- TASK DETAILS: Lift every line from the entries that includes the word "Midterm".
── RECORDS PROVIDED ──
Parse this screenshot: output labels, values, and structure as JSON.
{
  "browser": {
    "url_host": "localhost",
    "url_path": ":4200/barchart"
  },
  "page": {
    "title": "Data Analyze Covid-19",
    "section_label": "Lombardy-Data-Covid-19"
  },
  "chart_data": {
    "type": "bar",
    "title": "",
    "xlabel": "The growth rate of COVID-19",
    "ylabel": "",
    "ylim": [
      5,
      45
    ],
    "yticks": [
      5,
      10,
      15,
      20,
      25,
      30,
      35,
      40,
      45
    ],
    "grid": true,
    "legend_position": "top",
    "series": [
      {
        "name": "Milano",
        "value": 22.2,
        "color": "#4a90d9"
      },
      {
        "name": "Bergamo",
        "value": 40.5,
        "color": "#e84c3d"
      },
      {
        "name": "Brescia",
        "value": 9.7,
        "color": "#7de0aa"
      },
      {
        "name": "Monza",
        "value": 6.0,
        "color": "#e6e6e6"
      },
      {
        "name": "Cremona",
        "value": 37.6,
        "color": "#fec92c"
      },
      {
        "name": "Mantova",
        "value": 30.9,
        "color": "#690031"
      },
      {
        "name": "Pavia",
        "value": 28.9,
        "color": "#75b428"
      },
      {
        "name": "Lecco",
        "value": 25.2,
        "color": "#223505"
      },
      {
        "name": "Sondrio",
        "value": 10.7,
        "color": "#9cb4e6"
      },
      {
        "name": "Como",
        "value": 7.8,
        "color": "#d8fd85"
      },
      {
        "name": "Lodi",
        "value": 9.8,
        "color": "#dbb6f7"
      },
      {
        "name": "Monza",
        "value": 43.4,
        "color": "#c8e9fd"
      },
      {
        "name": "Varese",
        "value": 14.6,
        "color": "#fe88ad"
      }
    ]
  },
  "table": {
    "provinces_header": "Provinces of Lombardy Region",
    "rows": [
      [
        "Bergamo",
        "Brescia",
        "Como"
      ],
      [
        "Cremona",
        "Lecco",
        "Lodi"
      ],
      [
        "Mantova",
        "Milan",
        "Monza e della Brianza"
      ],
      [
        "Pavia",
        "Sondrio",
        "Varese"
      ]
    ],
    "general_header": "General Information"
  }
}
───
── RECORDS PROVIDED ──
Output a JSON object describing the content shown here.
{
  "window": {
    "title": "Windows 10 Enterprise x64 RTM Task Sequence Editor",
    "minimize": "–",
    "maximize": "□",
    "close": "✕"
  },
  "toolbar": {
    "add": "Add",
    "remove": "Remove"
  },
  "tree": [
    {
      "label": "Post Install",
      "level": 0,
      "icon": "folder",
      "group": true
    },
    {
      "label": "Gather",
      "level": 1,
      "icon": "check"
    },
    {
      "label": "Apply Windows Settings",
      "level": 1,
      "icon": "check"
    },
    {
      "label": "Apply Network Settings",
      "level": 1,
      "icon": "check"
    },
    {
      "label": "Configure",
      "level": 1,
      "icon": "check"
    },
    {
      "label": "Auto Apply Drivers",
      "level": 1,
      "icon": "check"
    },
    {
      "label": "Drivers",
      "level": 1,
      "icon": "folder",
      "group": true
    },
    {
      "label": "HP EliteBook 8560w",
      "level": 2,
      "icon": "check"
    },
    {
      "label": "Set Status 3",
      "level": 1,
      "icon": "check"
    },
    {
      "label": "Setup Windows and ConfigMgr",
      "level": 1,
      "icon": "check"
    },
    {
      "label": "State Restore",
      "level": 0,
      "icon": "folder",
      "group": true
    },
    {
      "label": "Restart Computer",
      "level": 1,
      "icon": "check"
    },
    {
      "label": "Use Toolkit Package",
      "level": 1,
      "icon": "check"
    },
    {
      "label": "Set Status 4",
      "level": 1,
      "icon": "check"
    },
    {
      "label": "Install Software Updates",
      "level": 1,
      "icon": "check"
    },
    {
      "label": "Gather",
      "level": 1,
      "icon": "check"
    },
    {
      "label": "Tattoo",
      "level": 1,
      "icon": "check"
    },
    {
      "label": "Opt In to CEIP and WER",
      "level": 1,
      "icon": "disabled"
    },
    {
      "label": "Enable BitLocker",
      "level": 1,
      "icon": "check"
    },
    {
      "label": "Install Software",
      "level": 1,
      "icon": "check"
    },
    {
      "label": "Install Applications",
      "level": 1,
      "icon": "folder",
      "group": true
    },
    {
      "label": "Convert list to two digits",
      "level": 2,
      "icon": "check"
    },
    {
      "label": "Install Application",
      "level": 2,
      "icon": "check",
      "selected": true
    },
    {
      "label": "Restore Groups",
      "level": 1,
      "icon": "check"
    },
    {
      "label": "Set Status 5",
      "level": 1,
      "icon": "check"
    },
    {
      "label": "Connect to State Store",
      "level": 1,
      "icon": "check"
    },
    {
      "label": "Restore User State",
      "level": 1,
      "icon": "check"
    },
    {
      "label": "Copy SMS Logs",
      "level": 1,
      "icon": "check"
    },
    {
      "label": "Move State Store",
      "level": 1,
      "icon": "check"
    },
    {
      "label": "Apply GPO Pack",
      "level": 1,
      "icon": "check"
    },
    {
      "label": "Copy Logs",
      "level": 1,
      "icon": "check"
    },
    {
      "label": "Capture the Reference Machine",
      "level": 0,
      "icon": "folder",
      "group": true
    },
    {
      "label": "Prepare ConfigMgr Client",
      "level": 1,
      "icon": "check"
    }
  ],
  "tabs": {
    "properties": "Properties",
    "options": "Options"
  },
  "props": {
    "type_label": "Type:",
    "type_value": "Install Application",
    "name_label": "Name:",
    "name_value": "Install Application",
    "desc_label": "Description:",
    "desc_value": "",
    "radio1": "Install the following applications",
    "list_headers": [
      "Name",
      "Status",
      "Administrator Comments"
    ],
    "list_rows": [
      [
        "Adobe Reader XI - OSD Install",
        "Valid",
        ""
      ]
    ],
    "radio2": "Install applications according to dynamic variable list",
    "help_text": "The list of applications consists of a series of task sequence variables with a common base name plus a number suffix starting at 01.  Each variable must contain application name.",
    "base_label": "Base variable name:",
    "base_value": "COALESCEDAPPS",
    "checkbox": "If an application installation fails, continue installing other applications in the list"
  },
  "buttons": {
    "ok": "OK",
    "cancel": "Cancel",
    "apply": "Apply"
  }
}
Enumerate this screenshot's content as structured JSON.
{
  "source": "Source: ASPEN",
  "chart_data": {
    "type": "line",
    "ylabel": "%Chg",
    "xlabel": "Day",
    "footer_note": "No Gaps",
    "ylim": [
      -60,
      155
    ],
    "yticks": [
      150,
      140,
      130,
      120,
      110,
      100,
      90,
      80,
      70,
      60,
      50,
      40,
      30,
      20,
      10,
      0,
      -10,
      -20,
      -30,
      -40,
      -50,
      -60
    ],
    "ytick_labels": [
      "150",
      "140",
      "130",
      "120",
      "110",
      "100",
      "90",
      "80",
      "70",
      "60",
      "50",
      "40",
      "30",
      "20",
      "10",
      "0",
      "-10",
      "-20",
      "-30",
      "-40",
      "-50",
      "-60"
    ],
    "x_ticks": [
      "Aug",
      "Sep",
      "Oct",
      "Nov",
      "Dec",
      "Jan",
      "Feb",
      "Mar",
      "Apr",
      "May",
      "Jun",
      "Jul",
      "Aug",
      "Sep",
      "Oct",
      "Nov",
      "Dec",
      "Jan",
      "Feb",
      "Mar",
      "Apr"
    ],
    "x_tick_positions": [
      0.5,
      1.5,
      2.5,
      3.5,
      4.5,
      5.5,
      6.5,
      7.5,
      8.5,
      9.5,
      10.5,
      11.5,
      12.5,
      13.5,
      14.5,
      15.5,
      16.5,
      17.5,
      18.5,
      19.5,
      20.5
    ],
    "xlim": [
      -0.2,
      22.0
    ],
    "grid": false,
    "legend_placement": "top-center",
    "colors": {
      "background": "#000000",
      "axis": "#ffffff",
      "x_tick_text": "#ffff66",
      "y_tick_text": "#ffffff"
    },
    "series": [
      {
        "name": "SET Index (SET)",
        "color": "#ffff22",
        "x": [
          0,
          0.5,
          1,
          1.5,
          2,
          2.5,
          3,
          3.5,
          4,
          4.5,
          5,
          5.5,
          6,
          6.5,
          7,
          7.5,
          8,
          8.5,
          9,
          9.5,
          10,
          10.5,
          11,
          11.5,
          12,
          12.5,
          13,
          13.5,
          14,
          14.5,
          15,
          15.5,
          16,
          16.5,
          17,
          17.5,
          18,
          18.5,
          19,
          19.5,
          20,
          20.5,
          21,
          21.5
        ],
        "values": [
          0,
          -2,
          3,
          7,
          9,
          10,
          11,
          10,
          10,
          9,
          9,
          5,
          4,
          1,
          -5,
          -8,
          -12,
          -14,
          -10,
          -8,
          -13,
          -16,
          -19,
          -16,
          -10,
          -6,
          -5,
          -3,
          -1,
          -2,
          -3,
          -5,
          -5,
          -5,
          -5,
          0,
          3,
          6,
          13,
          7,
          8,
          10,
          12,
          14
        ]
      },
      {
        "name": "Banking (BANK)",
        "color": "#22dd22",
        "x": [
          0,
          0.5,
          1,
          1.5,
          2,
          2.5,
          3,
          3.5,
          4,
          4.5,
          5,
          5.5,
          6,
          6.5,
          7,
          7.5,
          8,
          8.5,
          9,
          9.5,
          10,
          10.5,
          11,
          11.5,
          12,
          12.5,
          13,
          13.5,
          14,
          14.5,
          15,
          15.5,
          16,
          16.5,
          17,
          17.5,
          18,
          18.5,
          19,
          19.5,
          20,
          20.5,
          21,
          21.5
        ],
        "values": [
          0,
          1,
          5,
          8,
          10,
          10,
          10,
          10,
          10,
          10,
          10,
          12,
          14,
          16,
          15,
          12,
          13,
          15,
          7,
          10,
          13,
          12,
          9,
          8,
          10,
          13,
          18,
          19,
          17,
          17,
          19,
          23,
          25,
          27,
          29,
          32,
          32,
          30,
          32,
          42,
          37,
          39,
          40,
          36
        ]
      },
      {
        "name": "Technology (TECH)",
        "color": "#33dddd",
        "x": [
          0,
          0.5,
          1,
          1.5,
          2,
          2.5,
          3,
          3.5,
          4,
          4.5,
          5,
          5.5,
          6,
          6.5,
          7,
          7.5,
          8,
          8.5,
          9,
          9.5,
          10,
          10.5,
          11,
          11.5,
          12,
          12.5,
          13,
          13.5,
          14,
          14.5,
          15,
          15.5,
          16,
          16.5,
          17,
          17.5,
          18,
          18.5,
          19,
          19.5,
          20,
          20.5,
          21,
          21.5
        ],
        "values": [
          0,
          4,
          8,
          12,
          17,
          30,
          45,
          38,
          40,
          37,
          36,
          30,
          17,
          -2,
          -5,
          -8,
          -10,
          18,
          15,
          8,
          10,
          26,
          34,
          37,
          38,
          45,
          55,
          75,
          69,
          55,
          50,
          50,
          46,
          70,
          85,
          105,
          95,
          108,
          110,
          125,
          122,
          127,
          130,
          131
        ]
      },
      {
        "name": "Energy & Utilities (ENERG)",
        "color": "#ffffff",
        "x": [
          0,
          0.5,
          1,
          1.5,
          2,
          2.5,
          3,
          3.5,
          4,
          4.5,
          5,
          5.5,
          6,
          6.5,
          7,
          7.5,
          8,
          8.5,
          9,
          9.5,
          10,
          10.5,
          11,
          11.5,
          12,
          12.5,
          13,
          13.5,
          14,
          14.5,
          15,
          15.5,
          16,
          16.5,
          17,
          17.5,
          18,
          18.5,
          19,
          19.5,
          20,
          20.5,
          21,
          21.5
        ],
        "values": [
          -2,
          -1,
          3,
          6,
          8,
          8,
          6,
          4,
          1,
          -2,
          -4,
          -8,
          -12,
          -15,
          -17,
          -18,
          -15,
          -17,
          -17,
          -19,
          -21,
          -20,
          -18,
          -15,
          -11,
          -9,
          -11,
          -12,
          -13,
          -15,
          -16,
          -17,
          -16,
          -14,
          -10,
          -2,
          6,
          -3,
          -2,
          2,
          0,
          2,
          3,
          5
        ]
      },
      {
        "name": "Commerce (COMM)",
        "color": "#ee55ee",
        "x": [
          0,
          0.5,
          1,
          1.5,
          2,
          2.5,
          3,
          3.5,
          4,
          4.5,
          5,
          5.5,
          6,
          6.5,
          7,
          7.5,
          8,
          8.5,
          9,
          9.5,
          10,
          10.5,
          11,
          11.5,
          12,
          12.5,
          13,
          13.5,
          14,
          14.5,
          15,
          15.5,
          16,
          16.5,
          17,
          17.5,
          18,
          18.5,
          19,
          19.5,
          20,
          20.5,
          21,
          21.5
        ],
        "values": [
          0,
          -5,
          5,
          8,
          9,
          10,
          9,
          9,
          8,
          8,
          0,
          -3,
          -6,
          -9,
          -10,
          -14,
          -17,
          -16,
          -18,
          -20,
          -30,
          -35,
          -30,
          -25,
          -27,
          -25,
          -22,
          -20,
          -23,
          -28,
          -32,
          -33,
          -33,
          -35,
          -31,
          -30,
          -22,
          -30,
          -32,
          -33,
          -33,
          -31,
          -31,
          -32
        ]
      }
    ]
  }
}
───
── RECORDS PROVIDED ──
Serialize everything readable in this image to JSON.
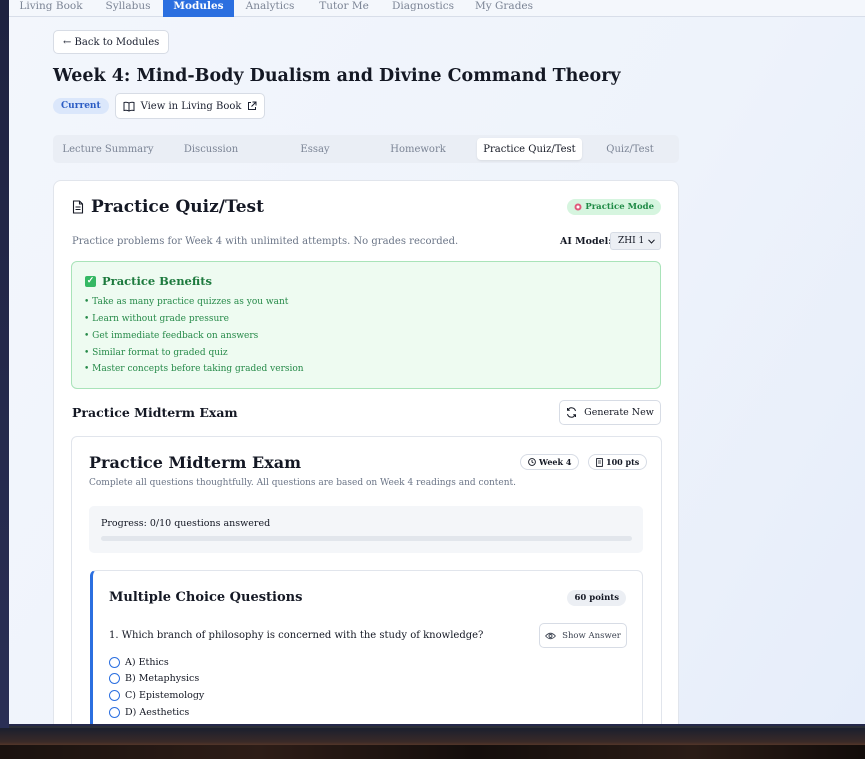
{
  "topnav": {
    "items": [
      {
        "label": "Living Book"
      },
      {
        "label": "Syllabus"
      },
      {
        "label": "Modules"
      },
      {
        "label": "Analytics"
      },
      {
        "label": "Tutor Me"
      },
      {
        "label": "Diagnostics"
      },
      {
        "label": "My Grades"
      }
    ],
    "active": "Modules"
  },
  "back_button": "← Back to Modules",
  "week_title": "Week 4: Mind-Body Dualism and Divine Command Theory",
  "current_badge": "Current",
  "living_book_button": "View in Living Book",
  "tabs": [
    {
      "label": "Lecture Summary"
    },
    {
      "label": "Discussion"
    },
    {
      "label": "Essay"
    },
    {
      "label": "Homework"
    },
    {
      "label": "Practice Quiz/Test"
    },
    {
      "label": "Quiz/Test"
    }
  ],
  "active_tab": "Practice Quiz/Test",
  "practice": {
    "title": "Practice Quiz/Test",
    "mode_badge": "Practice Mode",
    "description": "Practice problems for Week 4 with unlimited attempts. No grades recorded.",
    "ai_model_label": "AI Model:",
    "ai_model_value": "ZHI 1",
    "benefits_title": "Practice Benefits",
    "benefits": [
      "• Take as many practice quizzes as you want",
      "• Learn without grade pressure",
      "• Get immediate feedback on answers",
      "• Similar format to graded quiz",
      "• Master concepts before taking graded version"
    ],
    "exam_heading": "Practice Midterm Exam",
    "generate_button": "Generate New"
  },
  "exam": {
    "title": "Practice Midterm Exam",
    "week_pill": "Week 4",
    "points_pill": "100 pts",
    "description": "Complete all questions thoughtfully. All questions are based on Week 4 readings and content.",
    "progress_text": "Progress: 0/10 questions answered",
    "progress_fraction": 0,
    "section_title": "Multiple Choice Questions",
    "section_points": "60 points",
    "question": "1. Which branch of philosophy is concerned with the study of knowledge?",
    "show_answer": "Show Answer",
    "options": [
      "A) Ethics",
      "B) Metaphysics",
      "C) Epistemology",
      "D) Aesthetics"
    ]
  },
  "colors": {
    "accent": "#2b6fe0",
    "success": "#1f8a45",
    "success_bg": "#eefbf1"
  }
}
───
- CORRECT ANSWER:
    "exam_heading": "Practice Midterm Exam",
    "title": "Practice Midterm Exam",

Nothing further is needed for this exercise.